Material provided:
========================================================================

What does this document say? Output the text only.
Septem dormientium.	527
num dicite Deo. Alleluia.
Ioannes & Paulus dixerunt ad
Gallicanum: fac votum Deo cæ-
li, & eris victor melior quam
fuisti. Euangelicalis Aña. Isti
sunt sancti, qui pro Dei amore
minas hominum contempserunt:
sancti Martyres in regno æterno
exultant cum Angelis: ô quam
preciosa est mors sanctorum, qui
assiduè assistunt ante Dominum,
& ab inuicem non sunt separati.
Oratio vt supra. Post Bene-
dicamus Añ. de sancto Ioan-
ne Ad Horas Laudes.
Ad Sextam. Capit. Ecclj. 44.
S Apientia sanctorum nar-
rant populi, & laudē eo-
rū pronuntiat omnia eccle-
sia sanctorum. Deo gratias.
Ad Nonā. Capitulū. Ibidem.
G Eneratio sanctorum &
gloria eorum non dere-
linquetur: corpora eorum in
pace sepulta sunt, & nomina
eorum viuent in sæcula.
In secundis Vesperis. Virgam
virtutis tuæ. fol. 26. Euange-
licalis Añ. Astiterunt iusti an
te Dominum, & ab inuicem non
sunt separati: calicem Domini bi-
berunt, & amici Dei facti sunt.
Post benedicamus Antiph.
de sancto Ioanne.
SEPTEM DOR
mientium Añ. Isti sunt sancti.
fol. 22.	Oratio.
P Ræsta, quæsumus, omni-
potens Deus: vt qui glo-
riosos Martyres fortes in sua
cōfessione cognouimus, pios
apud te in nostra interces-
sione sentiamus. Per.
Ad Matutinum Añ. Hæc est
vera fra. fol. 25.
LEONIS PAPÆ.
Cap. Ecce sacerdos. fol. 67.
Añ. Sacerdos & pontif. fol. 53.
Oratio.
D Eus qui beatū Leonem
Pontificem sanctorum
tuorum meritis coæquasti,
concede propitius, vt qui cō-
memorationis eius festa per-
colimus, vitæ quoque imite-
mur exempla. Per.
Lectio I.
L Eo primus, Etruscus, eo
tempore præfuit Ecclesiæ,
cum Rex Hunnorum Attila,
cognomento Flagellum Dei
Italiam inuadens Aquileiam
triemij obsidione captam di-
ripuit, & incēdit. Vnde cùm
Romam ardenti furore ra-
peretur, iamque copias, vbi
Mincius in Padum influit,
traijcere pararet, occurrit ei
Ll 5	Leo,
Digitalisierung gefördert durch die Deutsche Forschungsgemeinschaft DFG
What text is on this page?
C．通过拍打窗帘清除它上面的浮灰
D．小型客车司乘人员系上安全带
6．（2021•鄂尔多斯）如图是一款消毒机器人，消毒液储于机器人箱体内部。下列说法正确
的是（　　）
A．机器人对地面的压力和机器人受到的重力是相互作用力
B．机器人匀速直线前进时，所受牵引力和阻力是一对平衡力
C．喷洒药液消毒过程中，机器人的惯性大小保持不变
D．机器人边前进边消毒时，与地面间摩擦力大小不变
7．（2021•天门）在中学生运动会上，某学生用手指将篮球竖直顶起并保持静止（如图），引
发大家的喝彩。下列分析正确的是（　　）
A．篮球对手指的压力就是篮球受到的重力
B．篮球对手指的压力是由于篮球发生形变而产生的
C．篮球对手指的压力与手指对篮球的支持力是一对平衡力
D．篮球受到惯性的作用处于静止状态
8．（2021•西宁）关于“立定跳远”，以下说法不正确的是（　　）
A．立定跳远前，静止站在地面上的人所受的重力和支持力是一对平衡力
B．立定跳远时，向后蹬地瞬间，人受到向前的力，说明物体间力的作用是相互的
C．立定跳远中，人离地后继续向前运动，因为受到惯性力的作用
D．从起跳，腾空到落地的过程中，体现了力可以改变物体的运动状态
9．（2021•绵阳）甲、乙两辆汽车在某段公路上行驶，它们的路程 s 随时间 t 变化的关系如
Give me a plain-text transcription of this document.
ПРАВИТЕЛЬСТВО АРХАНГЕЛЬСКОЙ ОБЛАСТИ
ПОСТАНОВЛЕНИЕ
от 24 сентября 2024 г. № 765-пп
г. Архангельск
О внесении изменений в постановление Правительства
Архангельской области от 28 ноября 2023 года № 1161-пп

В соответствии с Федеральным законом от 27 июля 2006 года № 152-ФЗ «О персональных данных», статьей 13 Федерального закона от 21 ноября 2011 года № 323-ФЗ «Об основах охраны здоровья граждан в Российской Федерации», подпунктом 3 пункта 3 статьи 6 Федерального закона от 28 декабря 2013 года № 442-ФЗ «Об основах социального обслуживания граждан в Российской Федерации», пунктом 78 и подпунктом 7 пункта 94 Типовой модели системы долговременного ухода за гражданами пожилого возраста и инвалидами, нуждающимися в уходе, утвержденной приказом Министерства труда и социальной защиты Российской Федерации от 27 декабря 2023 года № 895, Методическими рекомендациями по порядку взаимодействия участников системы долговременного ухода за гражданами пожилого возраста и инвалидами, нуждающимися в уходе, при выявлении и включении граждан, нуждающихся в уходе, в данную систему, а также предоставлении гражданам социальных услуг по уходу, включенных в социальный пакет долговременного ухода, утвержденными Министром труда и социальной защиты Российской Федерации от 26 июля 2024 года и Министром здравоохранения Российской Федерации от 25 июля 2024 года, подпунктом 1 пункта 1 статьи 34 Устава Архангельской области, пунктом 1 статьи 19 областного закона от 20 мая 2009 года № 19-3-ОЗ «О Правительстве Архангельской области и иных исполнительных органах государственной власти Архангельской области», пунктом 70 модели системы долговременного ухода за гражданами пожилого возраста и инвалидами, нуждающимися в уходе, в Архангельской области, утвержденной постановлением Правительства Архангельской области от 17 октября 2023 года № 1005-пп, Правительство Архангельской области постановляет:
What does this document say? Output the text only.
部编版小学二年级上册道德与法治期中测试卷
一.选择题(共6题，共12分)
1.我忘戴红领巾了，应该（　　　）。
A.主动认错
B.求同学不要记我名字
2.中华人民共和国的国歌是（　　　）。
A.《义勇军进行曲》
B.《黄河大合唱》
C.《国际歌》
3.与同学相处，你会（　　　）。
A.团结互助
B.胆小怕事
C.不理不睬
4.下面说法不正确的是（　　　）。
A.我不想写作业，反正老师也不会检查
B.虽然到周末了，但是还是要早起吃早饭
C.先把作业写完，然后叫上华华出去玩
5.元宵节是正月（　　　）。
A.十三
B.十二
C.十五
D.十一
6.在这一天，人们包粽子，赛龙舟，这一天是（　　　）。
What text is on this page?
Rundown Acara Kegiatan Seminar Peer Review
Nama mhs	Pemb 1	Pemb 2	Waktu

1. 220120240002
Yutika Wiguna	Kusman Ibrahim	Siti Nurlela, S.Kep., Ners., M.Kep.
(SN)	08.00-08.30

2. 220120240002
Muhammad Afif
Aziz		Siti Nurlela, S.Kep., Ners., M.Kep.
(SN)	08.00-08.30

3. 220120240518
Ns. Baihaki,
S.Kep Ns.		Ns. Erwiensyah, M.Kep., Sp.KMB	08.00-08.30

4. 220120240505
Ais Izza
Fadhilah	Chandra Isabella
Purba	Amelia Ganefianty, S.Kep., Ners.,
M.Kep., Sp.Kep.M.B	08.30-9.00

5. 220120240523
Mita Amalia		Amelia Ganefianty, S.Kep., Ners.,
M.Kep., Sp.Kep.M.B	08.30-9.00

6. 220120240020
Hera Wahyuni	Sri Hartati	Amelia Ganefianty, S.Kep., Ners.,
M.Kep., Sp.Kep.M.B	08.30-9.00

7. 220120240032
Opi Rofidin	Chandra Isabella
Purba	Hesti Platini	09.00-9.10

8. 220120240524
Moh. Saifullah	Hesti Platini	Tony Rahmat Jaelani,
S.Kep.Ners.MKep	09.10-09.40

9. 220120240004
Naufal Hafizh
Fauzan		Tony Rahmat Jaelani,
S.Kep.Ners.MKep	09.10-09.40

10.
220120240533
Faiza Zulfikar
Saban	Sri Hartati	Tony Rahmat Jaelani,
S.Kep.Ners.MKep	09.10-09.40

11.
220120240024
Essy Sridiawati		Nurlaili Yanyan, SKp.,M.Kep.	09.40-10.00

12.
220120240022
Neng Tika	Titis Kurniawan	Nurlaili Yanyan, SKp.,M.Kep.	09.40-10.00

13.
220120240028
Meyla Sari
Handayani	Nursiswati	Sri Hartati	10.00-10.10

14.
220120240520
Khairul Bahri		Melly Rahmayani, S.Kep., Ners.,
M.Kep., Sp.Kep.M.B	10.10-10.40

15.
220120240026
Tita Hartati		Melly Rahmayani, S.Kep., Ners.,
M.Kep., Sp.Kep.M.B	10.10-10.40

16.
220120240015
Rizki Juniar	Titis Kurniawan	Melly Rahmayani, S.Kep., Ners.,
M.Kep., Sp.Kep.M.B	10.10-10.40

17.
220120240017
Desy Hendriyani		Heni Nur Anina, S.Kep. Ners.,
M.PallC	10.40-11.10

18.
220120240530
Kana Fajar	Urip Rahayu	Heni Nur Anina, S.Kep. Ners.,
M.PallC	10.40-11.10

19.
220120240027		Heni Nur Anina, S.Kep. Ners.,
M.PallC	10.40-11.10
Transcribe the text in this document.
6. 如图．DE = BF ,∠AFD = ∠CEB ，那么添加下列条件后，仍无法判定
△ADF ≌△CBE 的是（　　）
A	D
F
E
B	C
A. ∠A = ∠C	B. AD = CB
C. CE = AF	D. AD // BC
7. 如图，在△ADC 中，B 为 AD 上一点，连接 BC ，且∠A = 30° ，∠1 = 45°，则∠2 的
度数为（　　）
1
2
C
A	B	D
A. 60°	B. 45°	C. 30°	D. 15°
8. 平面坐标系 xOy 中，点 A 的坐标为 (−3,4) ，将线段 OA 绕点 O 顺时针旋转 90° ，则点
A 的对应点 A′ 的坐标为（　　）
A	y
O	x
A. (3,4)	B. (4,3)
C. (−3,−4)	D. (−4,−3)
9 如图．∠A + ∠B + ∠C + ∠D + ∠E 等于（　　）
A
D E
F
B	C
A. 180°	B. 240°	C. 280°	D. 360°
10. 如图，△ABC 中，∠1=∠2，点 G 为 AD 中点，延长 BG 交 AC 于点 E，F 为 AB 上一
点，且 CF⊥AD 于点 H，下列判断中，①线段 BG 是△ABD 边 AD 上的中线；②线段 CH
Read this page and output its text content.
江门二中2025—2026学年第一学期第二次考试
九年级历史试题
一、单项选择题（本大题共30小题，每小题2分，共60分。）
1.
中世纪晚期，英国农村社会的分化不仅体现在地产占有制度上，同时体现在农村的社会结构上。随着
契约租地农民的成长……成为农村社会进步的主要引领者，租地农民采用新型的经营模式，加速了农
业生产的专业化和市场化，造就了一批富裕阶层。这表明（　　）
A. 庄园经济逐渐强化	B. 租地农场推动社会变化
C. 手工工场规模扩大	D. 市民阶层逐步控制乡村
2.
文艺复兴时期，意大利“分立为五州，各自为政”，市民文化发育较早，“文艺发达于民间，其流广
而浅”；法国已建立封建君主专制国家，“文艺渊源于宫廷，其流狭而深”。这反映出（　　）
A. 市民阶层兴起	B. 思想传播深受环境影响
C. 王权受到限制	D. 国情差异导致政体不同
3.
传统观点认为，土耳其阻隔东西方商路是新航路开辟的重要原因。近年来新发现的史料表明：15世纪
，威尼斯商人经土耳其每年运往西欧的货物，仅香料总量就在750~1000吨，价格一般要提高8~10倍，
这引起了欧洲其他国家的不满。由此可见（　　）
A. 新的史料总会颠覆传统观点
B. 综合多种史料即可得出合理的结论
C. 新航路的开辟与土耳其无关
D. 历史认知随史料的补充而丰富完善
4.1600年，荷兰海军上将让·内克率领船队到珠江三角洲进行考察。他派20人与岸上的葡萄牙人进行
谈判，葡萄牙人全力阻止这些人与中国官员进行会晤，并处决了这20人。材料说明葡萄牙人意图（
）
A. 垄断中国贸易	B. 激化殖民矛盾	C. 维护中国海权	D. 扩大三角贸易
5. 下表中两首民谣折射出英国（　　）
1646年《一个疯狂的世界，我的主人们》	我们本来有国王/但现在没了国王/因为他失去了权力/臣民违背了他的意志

========================================================================

Goal:
Select and copy every line of the material that holds the string "Dominum".

Written response:
assiduè assistunt ante Dominum,
te Dominum, & ab inuicem non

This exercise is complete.